Exercise set:
1. List every item the debt-limit excerpt below says people would lose if the economy collapsed.
2. Carry the debt-limit excerpt below forward by writing what follows its final sentence.

Excerpt provided:
==========

I won’t even try to explain how that peculiar ceiling works. Or why congressional Republicans have balked at raising it. Or why, if a deal isn’t reached soon, the U.S. economy might collapse.

I’m confused, too. That’s probably because when I first encountered the term “debt limit” on some scary newscast, I thought I heard “death limit.”

Seemed plausible enough. If the economy collapsed, a lot of people would lose their money, jobs, health coverage, sanity and, probably, a few years off their lives.

Hmmm ... What if America actually did impose a death limit, an annual ceiling on the number of fatalities the nation can tolerate?

After all, we have so much mortality to work with. About 700,000 people die every year from heart disease, our leading killer. Another 600,000 perish from cancer, plus nearly 300,000 from accidents or other violence. And those are just the big ones.

Interestingly, all those numbers are influenced by government action, or deliberate lack thereof.

Take health care. Expand access to it, and deaths from all sorts of causes tend to decline. Restrict access, as some debt hawks have proposed, and the opposite happens.

Same with workplace, auto and product safety. The more protections we write into law, the fewer people die. And vice versa.

Of course, saving even a single life can be expensive. Federal agencies over the years have put that cost — shouldered by both public and private sectors and, ultimately, us — at anywhere from $100,000 (making cigarette lighters safer) to several million bucks (tightening a few restrictions on air pollution).

==========

Listed entries:
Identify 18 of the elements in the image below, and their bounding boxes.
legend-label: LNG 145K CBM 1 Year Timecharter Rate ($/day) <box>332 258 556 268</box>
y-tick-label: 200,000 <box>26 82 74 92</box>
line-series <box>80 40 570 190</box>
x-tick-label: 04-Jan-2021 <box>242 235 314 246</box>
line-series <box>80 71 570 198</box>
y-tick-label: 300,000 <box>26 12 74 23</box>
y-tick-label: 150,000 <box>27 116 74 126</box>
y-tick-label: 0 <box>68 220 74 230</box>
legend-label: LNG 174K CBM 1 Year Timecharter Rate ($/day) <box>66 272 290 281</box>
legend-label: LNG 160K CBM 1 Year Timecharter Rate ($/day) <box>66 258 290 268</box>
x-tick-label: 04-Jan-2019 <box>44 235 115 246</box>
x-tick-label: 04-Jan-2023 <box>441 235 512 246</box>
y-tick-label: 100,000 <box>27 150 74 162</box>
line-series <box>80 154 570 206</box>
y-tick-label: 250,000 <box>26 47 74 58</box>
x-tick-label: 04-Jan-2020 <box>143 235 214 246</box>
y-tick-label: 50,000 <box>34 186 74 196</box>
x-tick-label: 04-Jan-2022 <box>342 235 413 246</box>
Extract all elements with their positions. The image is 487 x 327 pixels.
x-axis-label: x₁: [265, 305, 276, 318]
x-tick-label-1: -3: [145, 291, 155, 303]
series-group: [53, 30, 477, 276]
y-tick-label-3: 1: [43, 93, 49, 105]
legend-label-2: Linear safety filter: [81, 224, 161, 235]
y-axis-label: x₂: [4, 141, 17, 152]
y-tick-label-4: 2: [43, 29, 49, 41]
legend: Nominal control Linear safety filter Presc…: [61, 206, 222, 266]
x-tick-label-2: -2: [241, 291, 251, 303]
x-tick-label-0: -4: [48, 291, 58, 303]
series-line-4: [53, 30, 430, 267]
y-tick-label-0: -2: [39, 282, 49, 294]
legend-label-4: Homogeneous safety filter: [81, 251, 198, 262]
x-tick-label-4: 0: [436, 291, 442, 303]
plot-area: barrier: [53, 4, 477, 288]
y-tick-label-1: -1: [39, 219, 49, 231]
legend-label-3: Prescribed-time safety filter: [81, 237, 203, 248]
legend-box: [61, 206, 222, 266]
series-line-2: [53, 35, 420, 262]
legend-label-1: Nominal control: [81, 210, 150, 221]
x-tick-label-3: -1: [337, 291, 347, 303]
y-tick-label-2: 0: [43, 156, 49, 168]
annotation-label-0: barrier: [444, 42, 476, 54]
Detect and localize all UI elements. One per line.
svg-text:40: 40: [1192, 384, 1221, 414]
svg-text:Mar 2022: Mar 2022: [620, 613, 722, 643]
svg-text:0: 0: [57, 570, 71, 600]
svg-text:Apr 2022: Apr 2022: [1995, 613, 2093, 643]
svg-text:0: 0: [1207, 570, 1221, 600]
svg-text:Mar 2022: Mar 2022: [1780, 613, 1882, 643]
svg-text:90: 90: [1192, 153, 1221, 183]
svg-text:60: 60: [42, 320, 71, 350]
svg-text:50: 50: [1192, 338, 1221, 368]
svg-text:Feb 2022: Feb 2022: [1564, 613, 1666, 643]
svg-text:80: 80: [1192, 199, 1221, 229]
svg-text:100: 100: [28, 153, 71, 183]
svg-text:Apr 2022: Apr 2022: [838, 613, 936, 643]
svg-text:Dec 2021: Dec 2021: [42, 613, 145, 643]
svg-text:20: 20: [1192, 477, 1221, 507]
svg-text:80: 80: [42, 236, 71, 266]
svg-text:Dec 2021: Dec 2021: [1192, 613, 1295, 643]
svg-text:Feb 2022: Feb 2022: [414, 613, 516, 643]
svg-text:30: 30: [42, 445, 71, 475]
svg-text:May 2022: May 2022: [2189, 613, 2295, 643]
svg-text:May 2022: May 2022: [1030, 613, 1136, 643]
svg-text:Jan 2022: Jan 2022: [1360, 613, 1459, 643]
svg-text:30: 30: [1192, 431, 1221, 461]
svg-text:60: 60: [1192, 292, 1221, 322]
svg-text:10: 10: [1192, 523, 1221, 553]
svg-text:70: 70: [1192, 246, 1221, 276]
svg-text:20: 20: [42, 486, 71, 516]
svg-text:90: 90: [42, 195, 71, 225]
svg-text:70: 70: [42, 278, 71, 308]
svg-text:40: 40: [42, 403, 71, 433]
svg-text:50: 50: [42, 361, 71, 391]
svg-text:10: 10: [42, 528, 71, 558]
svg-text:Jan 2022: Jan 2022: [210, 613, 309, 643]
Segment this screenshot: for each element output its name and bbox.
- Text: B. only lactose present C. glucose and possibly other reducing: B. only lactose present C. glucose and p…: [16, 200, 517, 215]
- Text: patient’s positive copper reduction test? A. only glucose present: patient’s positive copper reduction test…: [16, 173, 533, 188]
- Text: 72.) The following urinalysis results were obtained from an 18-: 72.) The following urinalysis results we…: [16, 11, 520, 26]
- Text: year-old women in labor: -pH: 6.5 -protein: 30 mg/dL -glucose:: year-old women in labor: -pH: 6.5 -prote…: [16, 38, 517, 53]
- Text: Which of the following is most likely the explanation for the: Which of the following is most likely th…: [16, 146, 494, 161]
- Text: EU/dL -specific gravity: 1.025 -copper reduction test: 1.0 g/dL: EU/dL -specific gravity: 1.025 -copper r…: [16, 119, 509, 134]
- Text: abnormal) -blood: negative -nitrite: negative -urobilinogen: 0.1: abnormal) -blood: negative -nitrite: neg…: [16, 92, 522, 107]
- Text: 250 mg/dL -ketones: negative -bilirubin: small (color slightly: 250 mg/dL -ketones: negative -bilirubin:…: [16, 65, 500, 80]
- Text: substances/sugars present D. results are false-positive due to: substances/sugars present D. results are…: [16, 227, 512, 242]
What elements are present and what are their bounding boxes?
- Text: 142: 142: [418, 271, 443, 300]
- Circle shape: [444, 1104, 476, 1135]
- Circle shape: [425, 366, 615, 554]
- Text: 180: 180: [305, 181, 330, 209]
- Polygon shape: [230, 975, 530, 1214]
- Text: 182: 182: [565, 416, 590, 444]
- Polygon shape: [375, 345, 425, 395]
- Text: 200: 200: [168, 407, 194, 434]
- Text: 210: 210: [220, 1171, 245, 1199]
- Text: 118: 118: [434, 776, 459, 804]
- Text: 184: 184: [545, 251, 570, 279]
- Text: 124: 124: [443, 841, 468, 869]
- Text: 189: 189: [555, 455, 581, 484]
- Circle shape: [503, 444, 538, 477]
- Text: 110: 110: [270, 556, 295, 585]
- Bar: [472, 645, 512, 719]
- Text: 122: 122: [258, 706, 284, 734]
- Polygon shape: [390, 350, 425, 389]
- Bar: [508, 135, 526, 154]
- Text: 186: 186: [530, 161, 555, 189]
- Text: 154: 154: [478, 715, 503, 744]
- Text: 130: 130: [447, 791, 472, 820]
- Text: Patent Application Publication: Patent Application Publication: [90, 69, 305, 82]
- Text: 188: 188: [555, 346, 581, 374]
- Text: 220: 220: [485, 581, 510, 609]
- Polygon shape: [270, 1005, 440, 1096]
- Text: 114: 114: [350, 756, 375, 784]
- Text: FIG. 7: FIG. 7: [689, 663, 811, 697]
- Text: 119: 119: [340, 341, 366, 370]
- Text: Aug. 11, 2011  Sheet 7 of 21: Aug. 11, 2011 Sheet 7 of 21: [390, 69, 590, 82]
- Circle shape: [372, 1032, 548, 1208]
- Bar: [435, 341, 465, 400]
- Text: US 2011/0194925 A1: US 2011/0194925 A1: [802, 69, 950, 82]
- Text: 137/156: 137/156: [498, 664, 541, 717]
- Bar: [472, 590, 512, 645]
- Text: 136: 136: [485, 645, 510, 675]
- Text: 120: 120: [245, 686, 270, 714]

==========

Answers below:
1.
- money
- jobs
- health coverage
- sanity
- a few years off their lives

2.
A 2005 proposal that would double the roof strength of new cars was rejected by the George W. Bush administration because the 135 lives potentially saved were judged insufficient for the $800 million cost, which worked out to $5.9 million each.

Economists, actuaries and moral philosophers have produced a Mount Greylock of treatises on how to value human existence. For many of us, though, the debate is irrelevant — especially if the life in question is our own.

We are never going to eliminate mortality, though we can keep it at bay through medical breakthroughs, public health improvements and, let’s not forget, basic arithmetic.

We can calculate, for instance, that seatbelt laws save an estimated 15,000 lives a year, motorcycle-helmet mandates another 2,000 and child-proof caps on pill bottles a few dozen, plus thousands of costly trips to the emergency room.

We also know what COVID vaccines cost the federal government at the height of the pandemic ($21 a dose), how many Americans got inoculated (160 million) and how many lives were saved (nearly 300,000).

The expansion of Medicaid under the Affordable Care Act cost the federal government about $70 billion in 2019 and resulted in 19,000 fewer deaths. From that, we could no doubt plot the additional savings in revenue (and cost in lives) for various proposals — floated during the recent debt-limit talks — to curb Medicaid access. Of course, we’d also have to factor in lost wages and tax payments.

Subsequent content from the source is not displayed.